TASK.
Arrange the lines of the material from the line containing "city-line [680,713,898,714]" to the line containing "department-caption: (подразделения) дополнительного", both included, as a numbered list, leaving out any blank lines.

Element box annotations
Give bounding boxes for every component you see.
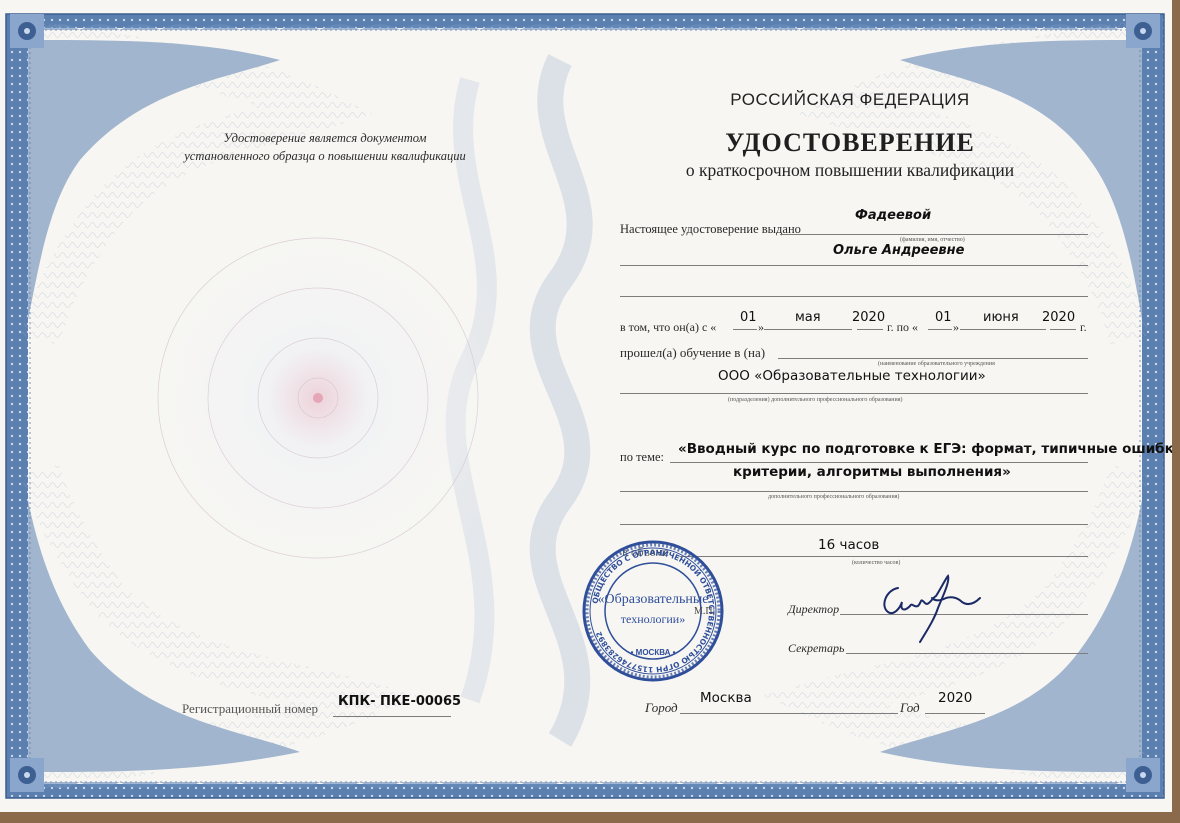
city-line [680,713,898,714]
institution-line-2 [620,393,1088,394]
registration-label: Регистрационный номер [182,701,318,717]
certificate-title: УДОСТОВЕРЕНИЕ [620,128,1080,158]
start-year: 2020 [852,310,885,325]
year-value: 2020 [938,690,972,706]
start-month: мая [795,310,821,325]
end-day: 01 [935,310,952,325]
guilloche-border-ornament [0,0,1172,812]
recipient-surname: Фадеевой [855,208,931,223]
department-caption: (подразделения) дополнительного професси… [728,397,902,403]
left-note-line2: установленного образца о повышении квали… [150,149,500,164]
start-month-line [764,329,852,330]
country-heading: РОССИЙСКАЯ ФЕДЕРАЦИЯ [620,90,1080,110]
end-year-line [1050,329,1076,330]
registration-line [333,716,451,717]
institution-name: ООО «Образовательные технологии» [718,368,986,384]
program-caption: дополнительного профессионального образо… [768,494,899,500]
left-note-line1: Удостоверение является документом [150,131,500,146]
given-names-line [620,265,1088,266]
start-day: 01 [740,310,757,325]
director-label: Директор [788,602,839,617]
secretary-signature-line [846,653,1088,654]
topic-line-underline-2 [620,491,1088,492]
period-mid: г. по « [887,320,918,335]
quote-close-end: » [953,320,959,335]
hours-line [680,556,1088,557]
topic-line-1: «Вводный курс по подготовке к ЕГЭ: форма… [678,441,1172,457]
year-label: Год [900,700,920,716]
city-label: Город [645,700,678,716]
organization-stamp: ОБЩЕСТВО С ОГРАНИЧЕННОЙ ОТВЕТСТВЕННОСТЬЮ… [582,540,724,682]
director-signature [876,568,986,648]
period-end-suffix: г. [1080,320,1087,335]
secretary-label: Секретарь [788,641,844,656]
end-month: июня [983,310,1019,325]
stamp-initials: М.П. [694,606,715,617]
registration-number: КПК- ПКЕ-00065 [338,694,461,709]
end-year: 2020 [1042,310,1075,325]
certificate-paper: Удостоверение является документом устано… [0,0,1172,812]
institution-caption: (наименование образовательного учреждени… [878,361,995,367]
end-month-line [960,329,1046,330]
hours-caption: (количество часов) [852,560,900,566]
topic-line-underline-1 [670,462,1088,463]
quote-close-start: » [758,320,764,335]
start-year-line [857,329,883,330]
year-line [925,713,985,714]
topic-line-underline-3 [620,524,1088,525]
hours-value: 16 часов [818,537,879,553]
recipient-given-names: Ольге Андреевне [833,243,964,258]
topic-label: по теме: [620,450,664,465]
certificate-subtitle: о краткосрочном повышении квалификации [620,160,1080,181]
training-label: прошел(а) обучение в (на) [620,345,765,361]
city-value: Москва [700,690,752,706]
period-prefix: в том, что он(а) с « [620,320,716,335]
end-day-line [928,329,952,330]
surname-line [780,234,1088,235]
topic-line-2: критерии, алгоритмы выполнения» [733,464,1011,480]
issued-to-label: Настоящее удостоверение выдано [620,222,801,237]
start-day-line [733,329,757,330]
stamp-bottom-text: • МОСКВА • [582,648,724,657]
blank-line [620,296,1088,297]
institution-line-1 [778,358,1088,359]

EXERCISE ANSWER.
1. city-line [680,713,898,714]
2. institution-line-2 [620,393,1088,394]
3. registration-label: Регистрационный номер [182,701,318,717]
4. certificate-title: УДОСТОВЕРЕНИЕ [620,128,1080,158]
5. start-year: 2020 [852,310,885,325]
6. year-value: 2020 [938,690,972,706]
7. start-month: мая [795,310,821,325]
8. end-day: 01 [935,310,952,325]
9. guilloche-border-ornament [0,0,1172,812]
10. recipient-surname: Фадеевой [855,208,931,223]
11. department-caption: (подразделения) дополнительного професси… [728,397,902,403]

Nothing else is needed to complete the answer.